_TASK DIRECTIONS_: Exact repetition of every entry is required.

_DATA FOR THIS TASK_:
((

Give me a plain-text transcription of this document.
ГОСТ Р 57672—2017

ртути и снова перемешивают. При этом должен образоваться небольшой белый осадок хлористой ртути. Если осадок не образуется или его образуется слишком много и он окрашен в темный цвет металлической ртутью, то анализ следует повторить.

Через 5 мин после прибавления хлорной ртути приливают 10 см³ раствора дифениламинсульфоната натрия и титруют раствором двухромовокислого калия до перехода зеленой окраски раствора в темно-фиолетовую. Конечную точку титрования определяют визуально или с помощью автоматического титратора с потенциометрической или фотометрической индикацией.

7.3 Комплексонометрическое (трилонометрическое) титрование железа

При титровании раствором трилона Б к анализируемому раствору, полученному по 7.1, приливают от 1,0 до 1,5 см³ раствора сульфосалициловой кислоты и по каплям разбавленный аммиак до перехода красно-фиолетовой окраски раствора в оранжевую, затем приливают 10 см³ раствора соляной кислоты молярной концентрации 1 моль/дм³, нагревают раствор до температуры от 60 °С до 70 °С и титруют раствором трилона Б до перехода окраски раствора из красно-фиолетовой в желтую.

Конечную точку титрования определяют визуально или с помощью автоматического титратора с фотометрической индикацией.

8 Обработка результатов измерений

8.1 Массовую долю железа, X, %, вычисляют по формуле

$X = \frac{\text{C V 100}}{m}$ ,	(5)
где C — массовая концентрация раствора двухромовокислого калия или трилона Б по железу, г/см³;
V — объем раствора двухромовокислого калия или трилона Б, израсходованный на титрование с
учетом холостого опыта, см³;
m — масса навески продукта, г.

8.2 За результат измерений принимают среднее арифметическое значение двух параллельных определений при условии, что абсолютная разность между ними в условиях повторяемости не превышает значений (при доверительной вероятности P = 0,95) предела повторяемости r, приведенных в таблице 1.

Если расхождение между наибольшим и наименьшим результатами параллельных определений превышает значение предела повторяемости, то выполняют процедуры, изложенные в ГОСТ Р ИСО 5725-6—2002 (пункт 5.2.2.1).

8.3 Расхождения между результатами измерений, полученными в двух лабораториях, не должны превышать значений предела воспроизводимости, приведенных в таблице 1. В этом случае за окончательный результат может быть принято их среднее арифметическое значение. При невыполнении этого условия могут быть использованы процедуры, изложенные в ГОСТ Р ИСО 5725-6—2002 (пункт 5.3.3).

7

))

_THE SOLUTION_:
Give me a plain-text transcription of this document.
ГОСТ Р 57672—2017

ртути и снова перемешивают. При этом должен образоваться небольшой белый осадок хлористой ртути. Если осадок не образуется или его образуется слишком много и он окрашен в темный цвет металлической ртутью, то анализ следует повторить.

Через 5 мин после прибавления хлорной ртути приливают 10 см³ раствора дифениламинсульфоната натрия и титруют раствором двухромовокислого калия до перехода зеленой окраски раствора в темно-фиолетовую. Конечную точку титрования определяют визуально или с помощью автоматического титратора с потенциометрической или фотометрической индикацией.

7.3 Комплексонометрическое (трилонометрическое) титрование железа

При титровании раствором трилона Б к анализируемому раствору, полученному по 7.1, приливают от 1,0 до 1,5 см³ раствора сульфосалициловой кислоты и по каплям разбавленный аммиак до перехода красно-фиолетовой окраски раствора в оранжевую, затем приливают 10 см³ раствора соляной кислоты молярной концентрации 1 моль/дм³, нагревают раствор до температуры от 60 °С до 70 °С и титруют раствором трилона Б до перехода окраски раствора из красно-фиолетовой в желтую.

Конечную точку титрования определяют визуально или с помощью автоматического титратора с фотометрической индикацией.

8 Обработка результатов измерений

8.1 Массовую долю железа, X, %, вычисляют по формуле

$X = \frac{\text{C V 100}}{m}$ ,	(5)
где C — массовая концентрация раствора двухромовокислого калия или трилона Б по железу, г/см³;
V — объем раствора двухромовокислого калия или трилона Б, израсходованный на титрование с
учетом холостого опыта, см³;
m — масса навески продукта, г.

8.2 За результат измерений принимают среднее арифметическое значение двух параллельных определений при условии, что абсолютная разность между ними в условиях повторяемости не превышает значений (при доверительной вероятности P = 0,95) предела повторяемости r, приведенных в таблице 1.

Если расхождение между наибольшим и наименьшим результатами параллельных определений превышает значение предела повторяемости, то выполняют процедуры, изложенные в ГОСТ Р ИСО 5725-6—2002 (пункт 5.2.2.1).

8.3 Расхождения между результатами измерений, полученными в двух лабораториях, не должны превышать значений предела воспроизводимости, приведенных в таблице 1. В этом случае за окончательный результат может быть принято их среднее арифметическое значение. При невыполнении этого условия могут быть использованы процедуры, изложенные в ГОСТ Р ИСО 5725-6—2002 (пункт 5.3.3).

7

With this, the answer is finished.